[Element and region listings]
■ ■ ■ ■

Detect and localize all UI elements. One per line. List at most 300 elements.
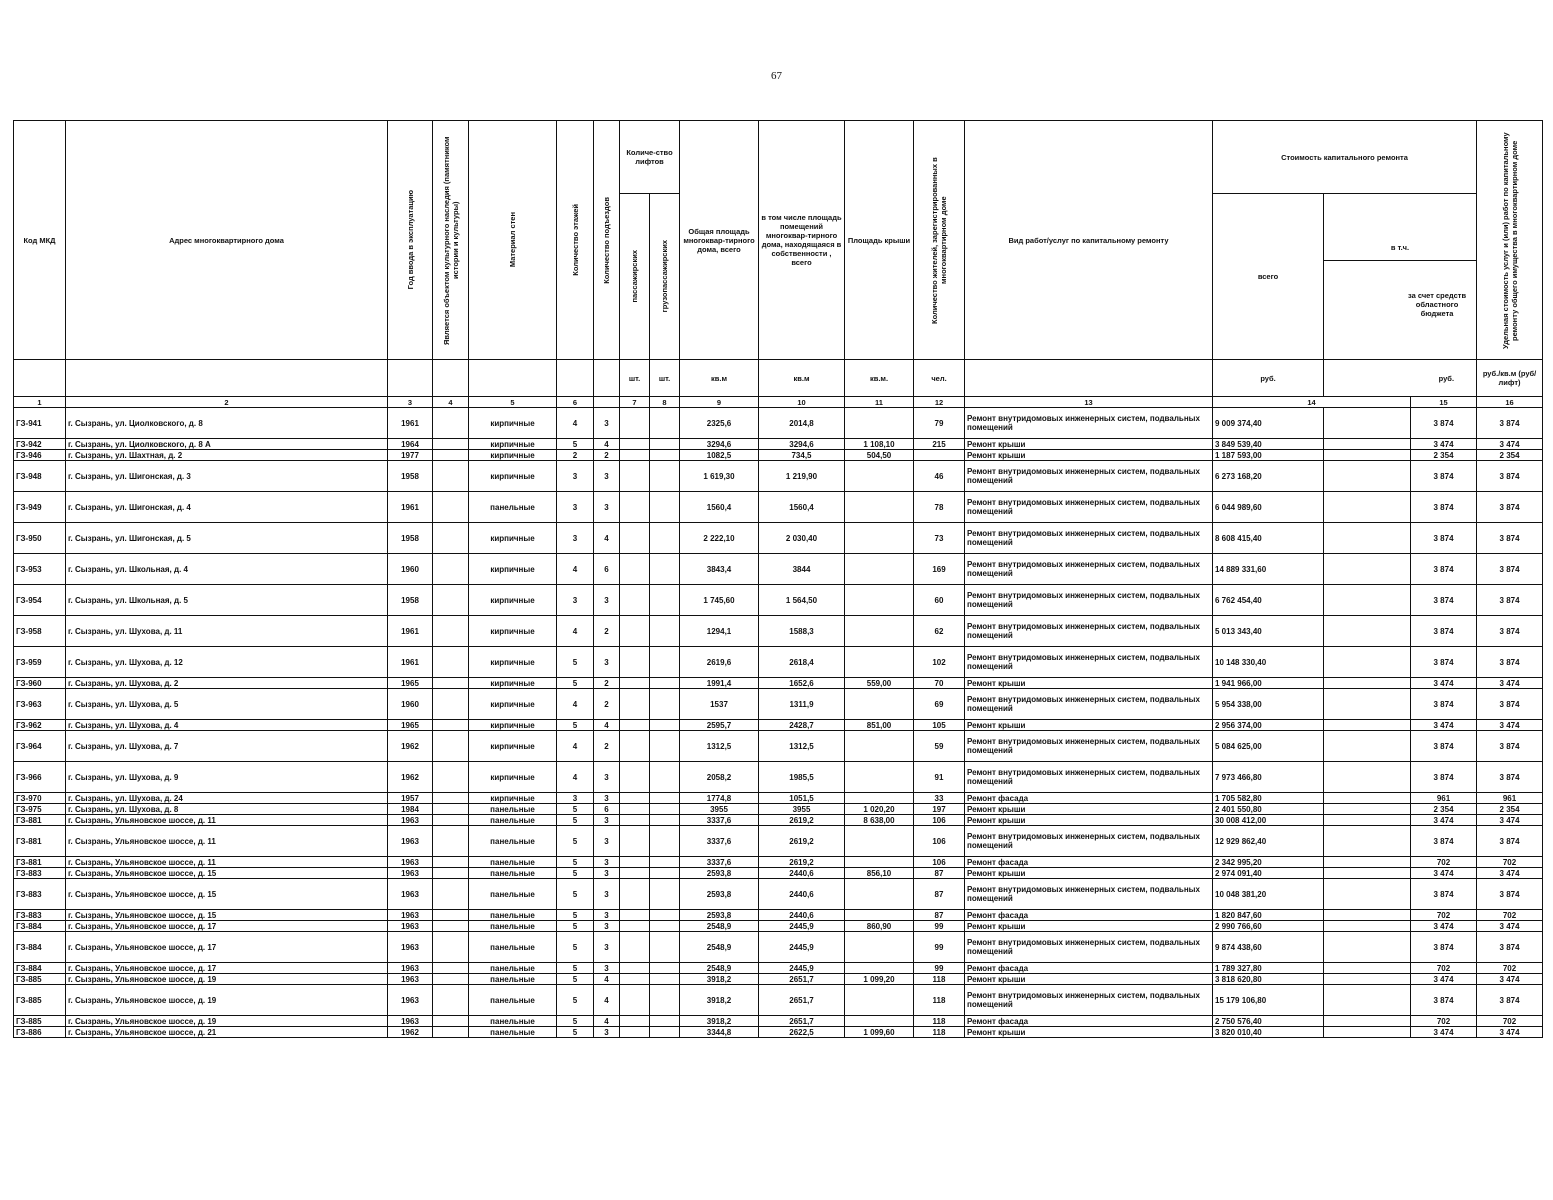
cell-year: 1963	[388, 963, 433, 974]
cell-code: ГЗ-958	[14, 616, 66, 647]
cell-code: ГЗ-941	[14, 408, 66, 439]
cell-max-cost: 3 874	[1477, 731, 1543, 762]
cell-unit-cost: 3 874	[1411, 616, 1477, 647]
cell-lifts-cargo	[650, 616, 680, 647]
cell-lifts-passenger	[620, 616, 650, 647]
cell-owned-area: 3955	[759, 804, 845, 815]
cell-roof-area	[845, 461, 914, 492]
cell-wall-material: кирпичные	[469, 678, 557, 689]
cell-roof-area	[845, 985, 914, 1016]
cell-lifts-cargo	[650, 921, 680, 932]
cell-cost-total: 1 789 327,80	[1213, 963, 1324, 974]
cell-wall-material: панельные	[469, 985, 557, 1016]
cell-floors: 5	[557, 857, 594, 868]
cell-lifts-cargo	[650, 492, 680, 523]
table-row	[14, 910, 1543, 921]
cell-year: 1961	[388, 647, 433, 678]
cell-entrances: 6	[594, 554, 620, 585]
cell-lifts-passenger	[620, 554, 650, 585]
cell-unit-cost: 961	[1411, 793, 1477, 804]
cell-heritage	[433, 857, 469, 868]
cell-owned-area: 734,5	[759, 450, 845, 461]
cell-owned-area: 2445,9	[759, 963, 845, 974]
cell-address: г. Сызрань, ул. Циолковского, д. 8	[66, 408, 388, 439]
cell-roof-area: 1 099,60	[845, 1027, 914, 1038]
cell-heritage	[433, 762, 469, 793]
cell-lifts-passenger	[620, 804, 650, 815]
cell-owned-area: 2440,6	[759, 910, 845, 921]
cell-year: 1962	[388, 1027, 433, 1038]
cell-year: 1960	[388, 554, 433, 585]
cell-heritage	[433, 678, 469, 689]
cell-floors: 5	[557, 804, 594, 815]
cell-cost-regional	[1324, 932, 1411, 963]
cell-cost-total: 9 009 374,40	[1213, 408, 1324, 439]
column-number: 4	[433, 397, 469, 408]
cell-max-cost: 3 874	[1477, 408, 1543, 439]
cell-cost-regional	[1324, 826, 1411, 857]
cell-total-area: 2595,7	[680, 720, 759, 731]
cell-lifts-passenger	[620, 720, 650, 731]
unit-roof-area: кв.м.	[845, 360, 914, 397]
cell-cost-regional	[1324, 1016, 1411, 1027]
header-cost-regional: за счет средств областного бюджета	[1407, 291, 1467, 318]
cell-lifts-cargo	[650, 793, 680, 804]
cell-entrances: 3	[594, 910, 620, 921]
cell-roof-area	[845, 826, 914, 857]
table-body	[14, 408, 1543, 1038]
cell-max-cost: 3 474	[1477, 678, 1543, 689]
cell-owned-area: 2445,9	[759, 921, 845, 932]
cell-roof-area	[845, 492, 914, 523]
column-number: 13	[965, 397, 1213, 408]
cell-work-type: Ремонт фасада	[965, 793, 1213, 804]
cell-year: 1958	[388, 585, 433, 616]
cell-address: г. Сызрань, ул. Школьная, д. 5	[66, 585, 388, 616]
table-row	[14, 804, 1543, 815]
cell-wall-material: панельные	[469, 921, 557, 932]
cell-floors: 5	[557, 826, 594, 857]
cell-wall-material: кирпичные	[469, 616, 557, 647]
header-entrances: Количество подъездов	[602, 196, 611, 284]
cell-heritage	[433, 689, 469, 720]
cell-entrances: 3	[594, 793, 620, 804]
cell-floors: 5	[557, 985, 594, 1016]
cell-lifts-cargo	[650, 439, 680, 450]
cell-address: г. Сызрань, Ульяновское шоссе, д. 21	[66, 1027, 388, 1038]
cell-entrances: 3	[594, 408, 620, 439]
cell-total-area: 1991,4	[680, 678, 759, 689]
cell-residents: 99	[914, 921, 965, 932]
cell-residents: 78	[914, 492, 965, 523]
table-row	[14, 868, 1543, 879]
table-row	[14, 689, 1543, 720]
header-lifts: Количе-ство лифтов	[620, 121, 680, 194]
cell-residents: 169	[914, 554, 965, 585]
cell-year: 1965	[388, 720, 433, 731]
cell-cost-regional	[1324, 868, 1411, 879]
cell-wall-material: кирпичные	[469, 762, 557, 793]
table-row	[14, 1016, 1543, 1027]
cell-year: 1963	[388, 815, 433, 826]
cell-address: г. Сызрань, ул. Шухова, д. 7	[66, 731, 388, 762]
cell-owned-area: 2618,4	[759, 647, 845, 678]
cell-code: ГЗ-962	[14, 720, 66, 731]
cell-work-type: Ремонт фасада	[965, 963, 1213, 974]
cell-code: ГЗ-942	[14, 439, 66, 450]
cell-unit-cost: 3 474	[1411, 868, 1477, 879]
cell-lifts-cargo	[650, 879, 680, 910]
cell-year: 1963	[388, 826, 433, 857]
cell-cost-regional	[1324, 461, 1411, 492]
cell-roof-area	[845, 689, 914, 720]
cell-wall-material: панельные	[469, 1016, 557, 1027]
cell-year: 1963	[388, 910, 433, 921]
column-number: 2	[66, 397, 388, 408]
cell-cost-total: 2 974 091,40	[1213, 868, 1324, 879]
cell-work-type: Ремонт внутридомовых инженерных систем, подвальных помещений	[965, 647, 1213, 678]
cell-floors: 3	[557, 793, 594, 804]
cell-roof-area	[845, 554, 914, 585]
cell-entrances: 2	[594, 616, 620, 647]
cell-address: г. Сызрань, Ульяновское шоссе, д. 19	[66, 985, 388, 1016]
cell-max-cost: 3 474	[1477, 974, 1543, 985]
unit-owned-area: кв.м	[759, 360, 845, 397]
cell-address: г. Сызрань, ул. Школьная, д. 4	[66, 554, 388, 585]
table-row	[14, 678, 1543, 689]
cell-unit-cost: 3 874	[1411, 408, 1477, 439]
cell-work-type: Ремонт крыши	[965, 439, 1213, 450]
cell-lifts-cargo	[650, 731, 680, 762]
cell-code: ГЗ-883	[14, 879, 66, 910]
cell-work-type: Ремонт внутридомовых инженерных систем, подвальных помещений	[965, 523, 1213, 554]
cell-max-cost: 3 474	[1477, 439, 1543, 450]
cell-work-type: Ремонт крыши	[965, 868, 1213, 879]
cell-code: ГЗ-948	[14, 461, 66, 492]
cell-cost-regional	[1324, 815, 1411, 826]
cell-heritage	[433, 1027, 469, 1038]
cell-code: ГЗ-946	[14, 450, 66, 461]
cell-total-area: 3337,6	[680, 815, 759, 826]
cell-heritage	[433, 815, 469, 826]
cell-heritage	[433, 921, 469, 932]
cell-unit-cost: 3 874	[1411, 461, 1477, 492]
cell-wall-material: панельные	[469, 857, 557, 868]
cell-residents: 79	[914, 408, 965, 439]
cell-unit-cost: 3 874	[1411, 585, 1477, 616]
cell-entrances: 4	[594, 720, 620, 731]
cell-code: ГЗ-881	[14, 815, 66, 826]
column-number: 1	[14, 397, 66, 408]
cell-unit-cost: 3 874	[1411, 554, 1477, 585]
cell-owned-area: 1985,5	[759, 762, 845, 793]
cell-total-area: 3337,6	[680, 826, 759, 857]
cell-work-type: Ремонт внутридомовых инженерных систем, подвальных помещений	[965, 731, 1213, 762]
cell-unit-cost: 3 474	[1411, 1027, 1477, 1038]
column-number: 8	[650, 397, 680, 408]
cell-residents: 118	[914, 974, 965, 985]
cell-floors: 5	[557, 647, 594, 678]
cell-cost-regional	[1324, 731, 1411, 762]
cell-lifts-cargo	[650, 963, 680, 974]
cell-wall-material: кирпичные	[469, 450, 557, 461]
cell-lifts-passenger	[620, 689, 650, 720]
cell-entrances: 3	[594, 585, 620, 616]
cell-unit-cost: 3 874	[1411, 879, 1477, 910]
table-row	[14, 815, 1543, 826]
cell-address: г. Сызрань, ул. Шухова, д. 12	[66, 647, 388, 678]
cell-year: 1963	[388, 974, 433, 985]
cell-address: г. Сызрань, Ульяновское шоссе, д. 15	[66, 910, 388, 921]
cell-wall-material: кирпичные	[469, 720, 557, 731]
cell-owned-area: 2440,6	[759, 868, 845, 879]
cell-lifts-cargo	[650, 647, 680, 678]
cell-year: 1958	[388, 523, 433, 554]
cell-residents: 106	[914, 815, 965, 826]
cell-total-area: 3918,2	[680, 985, 759, 1016]
cell-cost-regional	[1324, 408, 1411, 439]
table-row	[14, 450, 1543, 461]
cell-cost-total: 1 941 966,00	[1213, 678, 1324, 689]
cell-unit-cost: 3 474	[1411, 974, 1477, 985]
cell-wall-material: панельные	[469, 932, 557, 963]
cell-cost-total: 5 084 625,00	[1213, 731, 1324, 762]
cell-residents: 70	[914, 678, 965, 689]
header-total-area: Общая площадь многоквар-тирного дома, всего	[680, 121, 759, 360]
cell-code: ГЗ-884	[14, 921, 66, 932]
cell-residents: 215	[914, 439, 965, 450]
table-row	[14, 523, 1543, 554]
cell-lifts-passenger	[620, 523, 650, 554]
cell-unit-cost: 702	[1411, 910, 1477, 921]
cell-code: ГЗ-964	[14, 731, 66, 762]
cell-owned-area: 2651,7	[759, 985, 845, 1016]
cell-heritage	[433, 616, 469, 647]
cell-cost-regional	[1324, 963, 1411, 974]
cell-lifts-cargo	[650, 408, 680, 439]
cell-floors: 5	[557, 720, 594, 731]
cell-residents: 118	[914, 1016, 965, 1027]
cell-entrances: 3	[594, 963, 620, 974]
table-row	[14, 826, 1543, 857]
cell-lifts-passenger	[620, 879, 650, 910]
cell-lifts-passenger	[620, 985, 650, 1016]
column-number: 9	[680, 397, 759, 408]
cell-lifts-passenger	[620, 731, 650, 762]
cell-address: г. Сызрань, Ульяновское шоссе, д. 11	[66, 826, 388, 857]
column-number: 12	[914, 397, 965, 408]
cell-max-cost: 3 874	[1477, 647, 1543, 678]
cell-roof-area	[845, 523, 914, 554]
cell-unit-cost: 3 874	[1411, 523, 1477, 554]
cell-unit-cost: 702	[1411, 963, 1477, 974]
cell-cost-total: 6 762 454,40	[1213, 585, 1324, 616]
cell-wall-material: панельные	[469, 492, 557, 523]
header-address: Адрес многоквартирного дома	[66, 121, 388, 360]
cell-lifts-cargo	[650, 932, 680, 963]
cell-heritage	[433, 439, 469, 450]
cell-unit-cost: 3 874	[1411, 689, 1477, 720]
cell-roof-area: 559,00	[845, 678, 914, 689]
cell-year: 1963	[388, 921, 433, 932]
cell-entrances: 3	[594, 647, 620, 678]
cell-address: г. Сызрань, Ульяновское шоссе, д. 17	[66, 921, 388, 932]
cell-residents	[914, 450, 965, 461]
column-number: 10	[759, 397, 845, 408]
cell-code: ГЗ-884	[14, 963, 66, 974]
cell-code: ГЗ-886	[14, 1027, 66, 1038]
table-row	[14, 461, 1543, 492]
header-heritage: Является объектом культурного наследия (памятником истории и культуры)	[441, 135, 460, 345]
cell-cost-total: 9 874 438,60	[1213, 932, 1324, 963]
cell-work-type: Ремонт фасада	[965, 1016, 1213, 1027]
cell-cost-regional	[1324, 804, 1411, 815]
cell-cost-regional	[1324, 879, 1411, 910]
cell-unit-cost: 702	[1411, 1016, 1477, 1027]
cell-unit-cost: 3 874	[1411, 932, 1477, 963]
cell-total-area: 2 222,10	[680, 523, 759, 554]
table-row	[14, 1027, 1543, 1038]
cell-heritage	[433, 804, 469, 815]
cell-residents: 106	[914, 826, 965, 857]
cell-cost-total: 6 044 989,60	[1213, 492, 1324, 523]
header-roof-area: Площадь крыши	[845, 121, 914, 360]
cell-total-area: 2058,2	[680, 762, 759, 793]
column-number: 14	[1213, 397, 1411, 408]
cell-cost-regional	[1324, 523, 1411, 554]
header-cost: Стоимость капитального ремонта	[1213, 121, 1477, 194]
cell-floors: 5	[557, 974, 594, 985]
cell-work-type: Ремонт внутридомовых инженерных систем, подвальных помещений	[965, 585, 1213, 616]
cell-address: г. Сызрань, ул. Шигонская, д. 5	[66, 523, 388, 554]
cell-roof-area	[845, 731, 914, 762]
cell-residents: 60	[914, 585, 965, 616]
cell-year: 1963	[388, 985, 433, 1016]
cell-total-area: 2548,9	[680, 932, 759, 963]
cell-max-cost: 3 874	[1477, 523, 1543, 554]
cell-total-area: 2593,8	[680, 868, 759, 879]
cell-code: ГЗ-975	[14, 804, 66, 815]
cell-residents: 99	[914, 932, 965, 963]
cell-roof-area	[845, 408, 914, 439]
cell-cost-regional	[1324, 793, 1411, 804]
cell-total-area: 3294,6	[680, 439, 759, 450]
cell-floors: 5	[557, 1016, 594, 1027]
cell-year: 1963	[388, 932, 433, 963]
cell-residents: 87	[914, 910, 965, 921]
cell-entrances: 3	[594, 1027, 620, 1038]
cell-owned-area: 1560,4	[759, 492, 845, 523]
cell-wall-material: кирпичные	[469, 439, 557, 450]
cell-roof-area: 1 108,10	[845, 439, 914, 450]
cell-entrances: 4	[594, 439, 620, 450]
cell-lifts-passenger	[620, 857, 650, 868]
cell-entrances: 2	[594, 678, 620, 689]
cell-wall-material: панельные	[469, 868, 557, 879]
cell-lifts-passenger	[620, 826, 650, 857]
unit-total-area: кв.м	[680, 360, 759, 397]
cell-total-area: 2548,9	[680, 963, 759, 974]
cell-heritage	[433, 879, 469, 910]
cell-lifts-cargo	[650, 585, 680, 616]
cell-roof-area: 8 638,00	[845, 815, 914, 826]
cell-floors: 3	[557, 523, 594, 554]
cell-heritage	[433, 585, 469, 616]
cell-unit-cost: 3 874	[1411, 826, 1477, 857]
cell-total-area: 3337,6	[680, 857, 759, 868]
cell-owned-area: 1051,5	[759, 793, 845, 804]
cell-unit-cost: 3 874	[1411, 647, 1477, 678]
cell-address: г. Сызрань, ул. Шигонская, д. 3	[66, 461, 388, 492]
cell-work-type: Ремонт внутридомовых инженерных систем, подвальных помещений	[965, 932, 1213, 963]
cell-roof-area: 1 020,20	[845, 804, 914, 815]
cell-unit-cost: 2 354	[1411, 804, 1477, 815]
cell-max-cost: 3 874	[1477, 762, 1543, 793]
cell-roof-area	[845, 585, 914, 616]
cell-residents: 118	[914, 985, 965, 1016]
cell-code: ГЗ-883	[14, 910, 66, 921]
cell-lifts-cargo	[650, 804, 680, 815]
cell-heritage	[433, 720, 469, 731]
cell-residents: 87	[914, 868, 965, 879]
capital-repair-table	[13, 120, 1543, 1038]
cell-cost-total: 2 342 995,20	[1213, 857, 1324, 868]
cell-work-type: Ремонт внутридомовых инженерных систем, подвальных помещений	[965, 461, 1213, 492]
cell-floors: 3	[557, 461, 594, 492]
cell-year: 1961	[388, 408, 433, 439]
cell-total-area: 1294,1	[680, 616, 759, 647]
cell-unit-cost: 3 474	[1411, 921, 1477, 932]
cell-lifts-passenger	[620, 461, 650, 492]
cell-year: 1957	[388, 793, 433, 804]
cell-roof-area: 1 099,20	[845, 974, 914, 985]
cell-floors: 4	[557, 731, 594, 762]
cell-roof-area	[845, 879, 914, 910]
cell-address: г. Сызрань, Ульяновское шоссе, д. 19	[66, 1016, 388, 1027]
cell-owned-area: 2445,9	[759, 932, 845, 963]
cell-wall-material: кирпичные	[469, 554, 557, 585]
header-cost-incl-label: в т.ч.	[1324, 235, 1476, 261]
cell-wall-material: кирпичные	[469, 689, 557, 720]
cell-cost-total: 1 820 847,60	[1213, 910, 1324, 921]
cell-floors: 4	[557, 616, 594, 647]
table-row	[14, 857, 1543, 868]
cell-year: 1962	[388, 731, 433, 762]
cell-entrances: 3	[594, 762, 620, 793]
cell-cost-total: 7 973 466,80	[1213, 762, 1324, 793]
cell-owned-area: 3844	[759, 554, 845, 585]
table-row	[14, 616, 1543, 647]
cell-work-type: Ремонт внутридомовых инженерных систем, подвальных помещений	[965, 879, 1213, 910]
cell-address: г. Сызрань, ул. Шухова, д. 24	[66, 793, 388, 804]
cell-wall-material: панельные	[469, 1027, 557, 1038]
cell-roof-area	[845, 932, 914, 963]
cell-wall-material: панельные	[469, 974, 557, 985]
column-number: 3	[388, 397, 433, 408]
cell-work-type: Ремонт крыши	[965, 974, 1213, 985]
cell-work-type: Ремонт внутридомовых инженерных систем, подвальных помещений	[965, 762, 1213, 793]
cell-heritage	[433, 963, 469, 974]
cell-floors: 5	[557, 963, 594, 974]
cell-lifts-cargo	[650, 974, 680, 985]
cell-code: ГЗ-885	[14, 985, 66, 1016]
table-row	[14, 720, 1543, 731]
cell-max-cost: 3 874	[1477, 585, 1543, 616]
page-number: 67	[771, 70, 782, 82]
cell-cost-total: 2 990 766,60	[1213, 921, 1324, 932]
cell-cost-regional	[1324, 689, 1411, 720]
cell-max-cost: 3 474	[1477, 720, 1543, 731]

■ ■ ■ ■

What the exercise asks: Reproduce verbatim the lines in the rows above, from the line with "963, 433, 974]" to the line with "647, 433, 678]", including both of those lines.

Response:
cell-year: 1963	[388, 963, 433, 974]
cell-code: ГЗ-958	[14, 616, 66, 647]
cell-code: ГЗ-941	[14, 408, 66, 439]
cell-max-cost: 3 874	[1477, 731, 1543, 762]
cell-unit-cost: 3 874	[1411, 616, 1477, 647]
cell-lifts-cargo	[650, 616, 680, 647]
cell-lifts-passenger	[620, 616, 650, 647]
cell-owned-area: 3955	[759, 804, 845, 815]
cell-roof-area	[845, 461, 914, 492]
cell-wall-material: кирпичные	[469, 678, 557, 689]
cell-roof-area	[845, 985, 914, 1016]
cell-lifts-cargo	[650, 921, 680, 932]
cell-cost-total: 1 789 327,80	[1213, 963, 1324, 974]
cell-wall-material: панельные	[469, 985, 557, 1016]
cell-floors: 5	[557, 857, 594, 868]
cell-lifts-cargo	[650, 492, 680, 523]
table-row	[14, 910, 1543, 921]
cell-year: 1961	[388, 647, 433, 678]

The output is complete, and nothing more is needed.